EXERCISE BRIEF -
Give only the number of lines below that contain the word "散戶持股比率".

>>

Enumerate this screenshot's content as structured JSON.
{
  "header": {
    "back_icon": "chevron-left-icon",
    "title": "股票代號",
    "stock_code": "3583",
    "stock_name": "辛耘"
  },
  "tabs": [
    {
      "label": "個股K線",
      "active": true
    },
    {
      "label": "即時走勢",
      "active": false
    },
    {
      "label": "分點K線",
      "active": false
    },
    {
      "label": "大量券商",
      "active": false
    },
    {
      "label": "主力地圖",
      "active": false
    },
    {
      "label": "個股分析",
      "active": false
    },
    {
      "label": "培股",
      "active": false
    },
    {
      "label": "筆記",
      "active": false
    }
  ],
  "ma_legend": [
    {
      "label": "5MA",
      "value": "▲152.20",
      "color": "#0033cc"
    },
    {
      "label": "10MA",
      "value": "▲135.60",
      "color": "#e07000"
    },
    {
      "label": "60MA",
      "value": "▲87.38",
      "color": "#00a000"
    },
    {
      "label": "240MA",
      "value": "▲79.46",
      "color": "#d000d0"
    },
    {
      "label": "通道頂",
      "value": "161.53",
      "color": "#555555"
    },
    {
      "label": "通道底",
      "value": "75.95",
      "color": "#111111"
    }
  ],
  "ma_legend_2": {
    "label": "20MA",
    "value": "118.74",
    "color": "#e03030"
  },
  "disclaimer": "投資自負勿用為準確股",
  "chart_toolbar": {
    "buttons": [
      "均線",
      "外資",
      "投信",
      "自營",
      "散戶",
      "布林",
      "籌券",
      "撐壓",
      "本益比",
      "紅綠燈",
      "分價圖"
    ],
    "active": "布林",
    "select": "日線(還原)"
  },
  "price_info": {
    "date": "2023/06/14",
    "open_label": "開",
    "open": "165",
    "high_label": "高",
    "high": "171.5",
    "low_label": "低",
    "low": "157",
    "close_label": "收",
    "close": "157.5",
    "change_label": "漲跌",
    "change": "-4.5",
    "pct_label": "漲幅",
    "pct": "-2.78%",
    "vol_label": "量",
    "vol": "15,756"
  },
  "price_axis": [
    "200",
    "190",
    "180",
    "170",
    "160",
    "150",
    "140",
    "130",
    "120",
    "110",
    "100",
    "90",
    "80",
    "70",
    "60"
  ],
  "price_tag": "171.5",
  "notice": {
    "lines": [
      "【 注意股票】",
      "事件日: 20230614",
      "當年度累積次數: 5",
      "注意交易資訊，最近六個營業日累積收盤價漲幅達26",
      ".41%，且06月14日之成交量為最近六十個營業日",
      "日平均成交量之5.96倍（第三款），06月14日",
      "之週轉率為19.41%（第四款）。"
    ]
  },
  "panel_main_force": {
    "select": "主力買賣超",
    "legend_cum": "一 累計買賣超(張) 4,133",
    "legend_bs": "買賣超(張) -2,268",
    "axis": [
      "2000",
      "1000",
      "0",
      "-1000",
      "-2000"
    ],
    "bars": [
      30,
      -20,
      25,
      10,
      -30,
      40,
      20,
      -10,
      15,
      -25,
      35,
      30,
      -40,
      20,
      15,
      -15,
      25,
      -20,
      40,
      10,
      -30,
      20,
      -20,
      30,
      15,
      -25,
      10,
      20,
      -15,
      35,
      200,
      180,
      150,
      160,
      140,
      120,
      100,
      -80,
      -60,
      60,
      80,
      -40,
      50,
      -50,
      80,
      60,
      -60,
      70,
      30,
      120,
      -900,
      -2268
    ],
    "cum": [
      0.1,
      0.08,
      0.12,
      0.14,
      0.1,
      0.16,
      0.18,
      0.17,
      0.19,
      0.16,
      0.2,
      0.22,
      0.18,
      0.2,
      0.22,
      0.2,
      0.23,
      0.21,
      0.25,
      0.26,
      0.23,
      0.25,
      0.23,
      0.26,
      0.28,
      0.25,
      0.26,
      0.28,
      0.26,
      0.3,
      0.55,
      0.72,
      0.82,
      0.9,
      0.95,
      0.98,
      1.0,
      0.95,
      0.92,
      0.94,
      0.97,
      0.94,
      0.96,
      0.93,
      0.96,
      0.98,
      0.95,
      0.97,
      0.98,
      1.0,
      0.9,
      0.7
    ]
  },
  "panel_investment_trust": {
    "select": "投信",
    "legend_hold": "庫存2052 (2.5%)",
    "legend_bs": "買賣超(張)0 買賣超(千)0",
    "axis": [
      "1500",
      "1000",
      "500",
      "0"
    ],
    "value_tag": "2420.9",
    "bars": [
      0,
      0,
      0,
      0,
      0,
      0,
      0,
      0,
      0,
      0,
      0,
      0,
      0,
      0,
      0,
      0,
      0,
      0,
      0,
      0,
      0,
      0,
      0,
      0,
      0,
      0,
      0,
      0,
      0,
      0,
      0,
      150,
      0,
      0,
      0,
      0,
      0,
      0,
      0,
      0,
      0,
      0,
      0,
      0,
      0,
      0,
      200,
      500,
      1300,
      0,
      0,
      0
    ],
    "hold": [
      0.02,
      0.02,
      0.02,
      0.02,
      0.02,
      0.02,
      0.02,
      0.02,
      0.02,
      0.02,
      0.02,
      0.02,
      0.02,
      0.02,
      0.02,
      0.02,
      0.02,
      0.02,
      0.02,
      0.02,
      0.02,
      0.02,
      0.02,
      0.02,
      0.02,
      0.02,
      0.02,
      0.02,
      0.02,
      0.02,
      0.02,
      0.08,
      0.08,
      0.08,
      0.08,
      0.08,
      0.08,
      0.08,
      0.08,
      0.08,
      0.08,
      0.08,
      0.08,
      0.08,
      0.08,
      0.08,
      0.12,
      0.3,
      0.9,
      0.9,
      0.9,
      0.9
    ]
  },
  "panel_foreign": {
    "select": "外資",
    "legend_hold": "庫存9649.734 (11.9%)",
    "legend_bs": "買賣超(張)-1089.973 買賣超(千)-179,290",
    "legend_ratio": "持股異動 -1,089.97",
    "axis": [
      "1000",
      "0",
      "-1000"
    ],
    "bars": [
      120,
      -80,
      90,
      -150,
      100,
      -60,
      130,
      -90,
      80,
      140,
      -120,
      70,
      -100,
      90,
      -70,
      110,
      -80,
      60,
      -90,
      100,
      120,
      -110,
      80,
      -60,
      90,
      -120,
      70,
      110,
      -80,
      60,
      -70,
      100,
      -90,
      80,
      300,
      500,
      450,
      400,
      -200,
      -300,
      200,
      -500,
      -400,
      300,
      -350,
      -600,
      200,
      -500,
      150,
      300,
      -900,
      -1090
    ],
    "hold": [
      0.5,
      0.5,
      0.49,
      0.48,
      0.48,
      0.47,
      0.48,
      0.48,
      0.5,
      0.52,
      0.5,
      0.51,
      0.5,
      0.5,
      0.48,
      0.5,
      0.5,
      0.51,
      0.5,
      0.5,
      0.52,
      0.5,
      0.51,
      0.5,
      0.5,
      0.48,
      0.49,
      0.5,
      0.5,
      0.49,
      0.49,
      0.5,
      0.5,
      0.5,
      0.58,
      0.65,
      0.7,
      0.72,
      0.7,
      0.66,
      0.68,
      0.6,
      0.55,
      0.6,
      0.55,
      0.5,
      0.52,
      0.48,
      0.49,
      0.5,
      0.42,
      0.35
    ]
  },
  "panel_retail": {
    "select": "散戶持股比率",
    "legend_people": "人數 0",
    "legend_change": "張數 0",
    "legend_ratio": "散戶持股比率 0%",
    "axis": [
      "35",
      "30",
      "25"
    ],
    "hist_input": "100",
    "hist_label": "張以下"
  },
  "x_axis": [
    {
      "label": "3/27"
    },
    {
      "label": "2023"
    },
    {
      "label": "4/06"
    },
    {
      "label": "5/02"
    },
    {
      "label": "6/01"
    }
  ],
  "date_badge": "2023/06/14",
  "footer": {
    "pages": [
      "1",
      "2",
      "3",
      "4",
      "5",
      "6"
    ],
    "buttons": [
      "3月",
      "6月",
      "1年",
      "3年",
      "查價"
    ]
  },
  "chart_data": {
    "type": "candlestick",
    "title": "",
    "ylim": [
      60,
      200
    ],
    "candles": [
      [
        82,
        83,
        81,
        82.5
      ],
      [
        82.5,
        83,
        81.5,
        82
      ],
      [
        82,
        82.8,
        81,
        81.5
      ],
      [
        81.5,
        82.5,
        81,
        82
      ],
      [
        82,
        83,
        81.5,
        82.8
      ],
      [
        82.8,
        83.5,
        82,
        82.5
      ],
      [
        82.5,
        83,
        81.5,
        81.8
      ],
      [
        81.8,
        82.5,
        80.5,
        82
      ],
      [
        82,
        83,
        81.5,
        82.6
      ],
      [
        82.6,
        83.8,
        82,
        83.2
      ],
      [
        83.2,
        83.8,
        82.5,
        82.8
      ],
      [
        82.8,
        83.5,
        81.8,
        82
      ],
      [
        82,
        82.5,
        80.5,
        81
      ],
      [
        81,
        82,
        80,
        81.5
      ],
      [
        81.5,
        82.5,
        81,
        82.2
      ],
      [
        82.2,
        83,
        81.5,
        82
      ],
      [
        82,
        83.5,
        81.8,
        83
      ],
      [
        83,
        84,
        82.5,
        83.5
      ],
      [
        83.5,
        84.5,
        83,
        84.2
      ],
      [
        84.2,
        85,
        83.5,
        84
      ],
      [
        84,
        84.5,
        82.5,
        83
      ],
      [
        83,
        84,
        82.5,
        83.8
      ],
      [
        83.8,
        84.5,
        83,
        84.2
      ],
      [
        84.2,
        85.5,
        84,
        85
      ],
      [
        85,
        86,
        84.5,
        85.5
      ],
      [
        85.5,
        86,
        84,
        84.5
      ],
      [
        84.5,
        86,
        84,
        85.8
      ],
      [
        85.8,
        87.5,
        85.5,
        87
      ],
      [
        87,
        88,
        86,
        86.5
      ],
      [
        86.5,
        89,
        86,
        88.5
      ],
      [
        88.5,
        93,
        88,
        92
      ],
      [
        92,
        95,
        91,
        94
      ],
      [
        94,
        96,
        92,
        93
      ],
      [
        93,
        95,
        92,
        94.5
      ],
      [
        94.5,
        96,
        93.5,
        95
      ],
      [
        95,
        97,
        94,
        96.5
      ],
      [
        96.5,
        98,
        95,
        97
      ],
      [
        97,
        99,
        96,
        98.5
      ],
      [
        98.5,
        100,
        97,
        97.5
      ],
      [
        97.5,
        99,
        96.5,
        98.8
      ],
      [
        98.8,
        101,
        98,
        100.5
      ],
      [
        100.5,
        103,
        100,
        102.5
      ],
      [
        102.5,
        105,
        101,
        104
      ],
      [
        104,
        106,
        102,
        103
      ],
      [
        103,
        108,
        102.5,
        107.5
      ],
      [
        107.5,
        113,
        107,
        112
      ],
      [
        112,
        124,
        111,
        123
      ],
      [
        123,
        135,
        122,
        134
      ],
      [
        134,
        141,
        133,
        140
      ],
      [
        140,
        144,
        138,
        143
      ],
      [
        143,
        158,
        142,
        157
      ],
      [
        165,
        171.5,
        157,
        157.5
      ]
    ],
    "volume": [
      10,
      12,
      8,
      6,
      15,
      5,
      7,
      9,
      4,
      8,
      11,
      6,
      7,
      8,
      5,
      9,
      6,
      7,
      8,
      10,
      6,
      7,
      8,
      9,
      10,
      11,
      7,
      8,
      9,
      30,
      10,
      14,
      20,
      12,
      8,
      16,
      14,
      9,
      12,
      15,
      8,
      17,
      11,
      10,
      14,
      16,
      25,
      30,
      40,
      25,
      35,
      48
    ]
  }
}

<<

FINAL ANSWER -
2